---- Material provided

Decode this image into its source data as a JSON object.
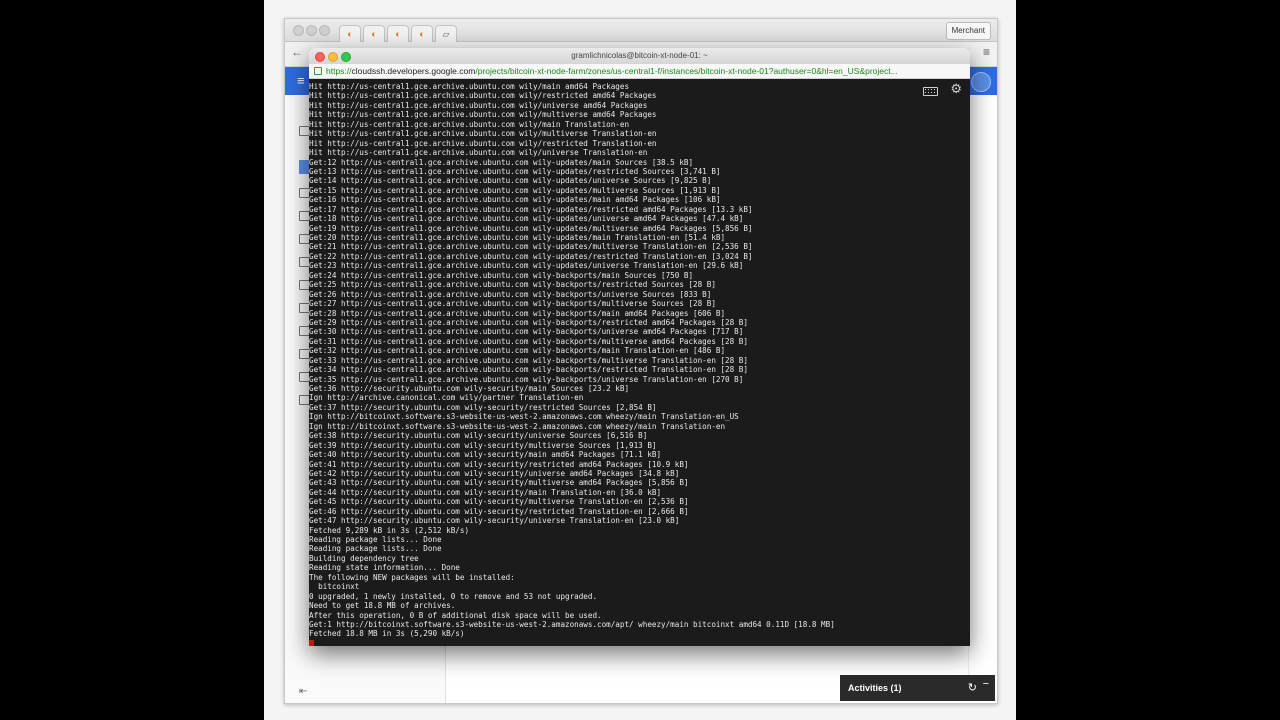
{
  "browser": {
    "tabs": [
      "",
      "",
      "",
      ""
    ],
    "merchant_button": "Merchant",
    "activities_label": "Activities (1)"
  },
  "ssh_window": {
    "title": "gramlichnicolas@bitcoin-xt-node-01: ~",
    "url_scheme": "https://",
    "url_host": "cloudssh.developers.google.com",
    "url_path": "/projects/bitcoin-xt-node-farm/zones/us-central1-f/instances/bitcoin-xt-node-01?authuser=0&hl=en_US&project..."
  },
  "terminal": {
    "lines": [
      "Hit http://us-central1.gce.archive.ubuntu.com wily/main amd64 Packages",
      "Hit http://us-central1.gce.archive.ubuntu.com wily/restricted amd64 Packages",
      "Hit http://us-central1.gce.archive.ubuntu.com wily/universe amd64 Packages",
      "Hit http://us-central1.gce.archive.ubuntu.com wily/multiverse amd64 Packages",
      "Hit http://us-central1.gce.archive.ubuntu.com wily/main Translation-en",
      "Hit http://us-central1.gce.archive.ubuntu.com wily/multiverse Translation-en",
      "Hit http://us-central1.gce.archive.ubuntu.com wily/restricted Translation-en",
      "Hit http://us-central1.gce.archive.ubuntu.com wily/universe Translation-en",
      "Get:12 http://us-central1.gce.archive.ubuntu.com wily-updates/main Sources [38.5 kB]",
      "Get:13 http://us-central1.gce.archive.ubuntu.com wily-updates/restricted Sources [3,741 B]",
      "Get:14 http://us-central1.gce.archive.ubuntu.com wily-updates/universe Sources [9,825 B]",
      "Get:15 http://us-central1.gce.archive.ubuntu.com wily-updates/multiverse Sources [1,913 B]",
      "Get:16 http://us-central1.gce.archive.ubuntu.com wily-updates/main amd64 Packages [106 kB]",
      "Get:17 http://us-central1.gce.archive.ubuntu.com wily-updates/restricted amd64 Packages [13.3 kB]",
      "Get:18 http://us-central1.gce.archive.ubuntu.com wily-updates/universe amd64 Packages [47.4 kB]",
      "Get:19 http://us-central1.gce.archive.ubuntu.com wily-updates/multiverse amd64 Packages [5,856 B]",
      "Get:20 http://us-central1.gce.archive.ubuntu.com wily-updates/main Translation-en [51.4 kB]",
      "Get:21 http://us-central1.gce.archive.ubuntu.com wily-updates/multiverse Translation-en [2,536 B]",
      "Get:22 http://us-central1.gce.archive.ubuntu.com wily-updates/restricted Translation-en [3,024 B]",
      "Get:23 http://us-central1.gce.archive.ubuntu.com wily-updates/universe Translation-en [29.6 kB]",
      "Get:24 http://us-central1.gce.archive.ubuntu.com wily-backports/main Sources [750 B]",
      "Get:25 http://us-central1.gce.archive.ubuntu.com wily-backports/restricted Sources [28 B]",
      "Get:26 http://us-central1.gce.archive.ubuntu.com wily-backports/universe Sources [833 B]",
      "Get:27 http://us-central1.gce.archive.ubuntu.com wily-backports/multiverse Sources [28 B]",
      "Get:28 http://us-central1.gce.archive.ubuntu.com wily-backports/main amd64 Packages [606 B]",
      "Get:29 http://us-central1.gce.archive.ubuntu.com wily-backports/restricted amd64 Packages [28 B]",
      "Get:30 http://us-central1.gce.archive.ubuntu.com wily-backports/universe amd64 Packages [717 B]",
      "Get:31 http://us-central1.gce.archive.ubuntu.com wily-backports/multiverse amd64 Packages [28 B]",
      "Get:32 http://us-central1.gce.archive.ubuntu.com wily-backports/main Translation-en [486 B]",
      "Get:33 http://us-central1.gce.archive.ubuntu.com wily-backports/multiverse Translation-en [28 B]",
      "Get:34 http://us-central1.gce.archive.ubuntu.com wily-backports/restricted Translation-en [28 B]",
      "Get:35 http://us-central1.gce.archive.ubuntu.com wily-backports/universe Translation-en [270 B]",
      "Get:36 http://security.ubuntu.com wily-security/main Sources [23.2 kB]",
      "Ign http://archive.canonical.com wily/partner Translation-en",
      "Get:37 http://security.ubuntu.com wily-security/restricted Sources [2,854 B]",
      "Ign http://bitcoinxt.software.s3-website-us-west-2.amazonaws.com wheezy/main Translation-en_US",
      "Ign http://bitcoinxt.software.s3-website-us-west-2.amazonaws.com wheezy/main Translation-en",
      "Get:38 http://security.ubuntu.com wily-security/universe Sources [6,516 B]",
      "Get:39 http://security.ubuntu.com wily-security/multiverse Sources [1,913 B]",
      "Get:40 http://security.ubuntu.com wily-security/main amd64 Packages [71.1 kB]",
      "Get:41 http://security.ubuntu.com wily-security/restricted amd64 Packages [10.9 kB]",
      "Get:42 http://security.ubuntu.com wily-security/universe amd64 Packages [34.8 kB]",
      "Get:43 http://security.ubuntu.com wily-security/multiverse amd64 Packages [5,856 B]",
      "Get:44 http://security.ubuntu.com wily-security/main Translation-en [36.0 kB]",
      "Get:45 http://security.ubuntu.com wily-security/multiverse Translation-en [2,536 B]",
      "Get:46 http://security.ubuntu.com wily-security/restricted Translation-en [2,666 B]",
      "Get:47 http://security.ubuntu.com wily-security/universe Translation-en [23.0 kB]",
      "Fetched 9,289 kB in 3s (2,512 kB/s)",
      "Reading package lists... Done",
      "Reading package lists... Done",
      "Building dependency tree",
      "Reading state information... Done",
      "The following NEW packages will be installed:",
      "  bitcoinxt",
      "0 upgraded, 1 newly installed, 0 to remove and 53 not upgraded.",
      "Need to get 18.8 MB of archives.",
      "After this operation, 0 B of additional disk space will be used.",
      "Get:1 http://bitcoinxt.software.s3-website-us-west-2.amazonaws.com/apt/ wheezy/main bitcoinxt amd64 0.11D [18.8 MB]",
      "Fetched 18.8 MB in 3s (5,290 kB/s)"
    ]
  },
  "colors": {
    "terminal_bg": "#1b1b1b",
    "terminal_fg": "#e8e8e8",
    "console_blue": "#2e6ce0",
    "cursor": "#d01010"
  }
}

--------

Quote every line word for word and keep the images out of the copy.

**Output of the task:**
Decode this image into its source data as a JSON object.
{
  "browser": {
    "tabs": [
      "",
      "",
      "",
      ""
    ],
    "merchant_button": "Merchant",
    "activities_label": "Activities (1)"
  },
  "ssh_window": {
    "title": "gramlichnicolas@bitcoin-xt-node-01: ~",
    "url_scheme": "https://",
    "url_host": "cloudssh.developers.google.com",
    "url_path": "/projects/bitcoin-xt-node-farm/zones/us-central1-f/instances/bitcoin-xt-node-01?authuser=0&hl=en_US&project..."
  },
  "terminal": {
    "lines": [
      "Hit http://us-central1.gce.archive.ubuntu.com wily/main amd64 Packages",
      "Hit http://us-central1.gce.archive.ubuntu.com wily/restricted amd64 Packages",
      "Hit http://us-central1.gce.archive.ubuntu.com wily/universe amd64 Packages",
      "Hit http://us-central1.gce.archive.ubuntu.com wily/multiverse amd64 Packages",
      "Hit http://us-central1.gce.archive.ubuntu.com wily/main Translation-en",
      "Hit http://us-central1.gce.archive.ubuntu.com wily/multiverse Translation-en",
      "Hit http://us-central1.gce.archive.ubuntu.com wily/restricted Translation-en",
      "Hit http://us-central1.gce.archive.ubuntu.com wily/universe Translation-en",
      "Get:12 http://us-central1.gce.archive.ubuntu.com wily-updates/main Sources [38.5 kB]",
      "Get:13 http://us-central1.gce.archive.ubuntu.com wily-updates/restricted Sources [3,741 B]",
      "Get:14 http://us-central1.gce.archive.ubuntu.com wily-updates/universe Sources [9,825 B]",
      "Get:15 http://us-central1.gce.archive.ubuntu.com wily-updates/multiverse Sources [1,913 B]",
      "Get:16 http://us-central1.gce.archive.ubuntu.com wily-updates/main amd64 Packages [106 kB]",
      "Get:17 http://us-central1.gce.archive.ubuntu.com wily-updates/restricted amd64 Packages [13.3 kB]",
      "Get:18 http://us-central1.gce.archive.ubuntu.com wily-updates/universe amd64 Packages [47.4 kB]",
      "Get:19 http://us-central1.gce.archive.ubuntu.com wily-updates/multiverse amd64 Packages [5,856 B]",
      "Get:20 http://us-central1.gce.archive.ubuntu.com wily-updates/main Translation-en [51.4 kB]",
      "Get:21 http://us-central1.gce.archive.ubuntu.com wily-updates/multiverse Translation-en [2,536 B]",
      "Get:22 http://us-central1.gce.archive.ubuntu.com wily-updates/restricted Translation-en [3,024 B]",
      "Get:23 http://us-central1.gce.archive.ubuntu.com wily-updates/universe Translation-en [29.6 kB]",
      "Get:24 http://us-central1.gce.archive.ubuntu.com wily-backports/main Sources [750 B]",
      "Get:25 http://us-central1.gce.archive.ubuntu.com wily-backports/restricted Sources [28 B]",
      "Get:26 http://us-central1.gce.archive.ubuntu.com wily-backports/universe Sources [833 B]",
      "Get:27 http://us-central1.gce.archive.ubuntu.com wily-backports/multiverse Sources [28 B]",
      "Get:28 http://us-central1.gce.archive.ubuntu.com wily-backports/main amd64 Packages [606 B]",
      "Get:29 http://us-central1.gce.archive.ubuntu.com wily-backports/restricted amd64 Packages [28 B]",
      "Get:30 http://us-central1.gce.archive.ubuntu.com wily-backports/universe amd64 Packages [717 B]",
      "Get:31 http://us-central1.gce.archive.ubuntu.com wily-backports/multiverse amd64 Packages [28 B]",
      "Get:32 http://us-central1.gce.archive.ubuntu.com wily-backports/main Translation-en [486 B]",
      "Get:33 http://us-central1.gce.archive.ubuntu.com wily-backports/multiverse Translation-en [28 B]",
      "Get:34 http://us-central1.gce.archive.ubuntu.com wily-backports/restricted Translation-en [28 B]",
      "Get:35 http://us-central1.gce.archive.ubuntu.com wily-backports/universe Translation-en [270 B]",
      "Get:36 http://security.ubuntu.com wily-security/main Sources [23.2 kB]",
      "Ign http://archive.canonical.com wily/partner Translation-en",
      "Get:37 http://security.ubuntu.com wily-security/restricted Sources [2,854 B]",
      "Ign http://bitcoinxt.software.s3-website-us-west-2.amazonaws.com wheezy/main Translation-en_US",
      "Ign http://bitcoinxt.software.s3-website-us-west-2.amazonaws.com wheezy/main Translation-en",
      "Get:38 http://security.ubuntu.com wily-security/universe Sources [6,516 B]",
      "Get:39 http://security.ubuntu.com wily-security/multiverse Sources [1,913 B]",
      "Get:40 http://security.ubuntu.com wily-security/main amd64 Packages [71.1 kB]",
      "Get:41 http://security.ubuntu.com wily-security/restricted amd64 Packages [10.9 kB]",
      "Get:42 http://security.ubuntu.com wily-security/universe amd64 Packages [34.8 kB]",
      "Get:43 http://security.ubuntu.com wily-security/multiverse amd64 Packages [5,856 B]",
      "Get:44 http://security.ubuntu.com wily-security/main Translation-en [36.0 kB]",
      "Get:45 http://security.ubuntu.com wily-security/multiverse Translation-en [2,536 B]",
      "Get:46 http://security.ubuntu.com wily-security/restricted Translation-en [2,666 B]",
      "Get:47 http://security.ubuntu.com wily-security/universe Translation-en [23.0 kB]",
      "Fetched 9,289 kB in 3s (2,512 kB/s)",
      "Reading package lists... Done",
      "Reading package lists... Done",
      "Building dependency tree",
      "Reading state information... Done",
      "The following NEW packages will be installed:",
      "  bitcoinxt",
      "0 upgraded, 1 newly installed, 0 to remove and 53 not upgraded.",
      "Need to get 18.8 MB of archives.",
      "After this operation, 0 B of additional disk space will be used.",
      "Get:1 http://bitcoinxt.software.s3-website-us-west-2.amazonaws.com/apt/ wheezy/main bitcoinxt amd64 0.11D [18.8 MB]",
      "Fetched 18.8 MB in 3s (5,290 kB/s)"
    ]
  },
  "colors": {
    "terminal_bg": "#1b1b1b",
    "terminal_fg": "#e8e8e8",
    "console_blue": "#2e6ce0",
    "cursor": "#d01010"
  }
}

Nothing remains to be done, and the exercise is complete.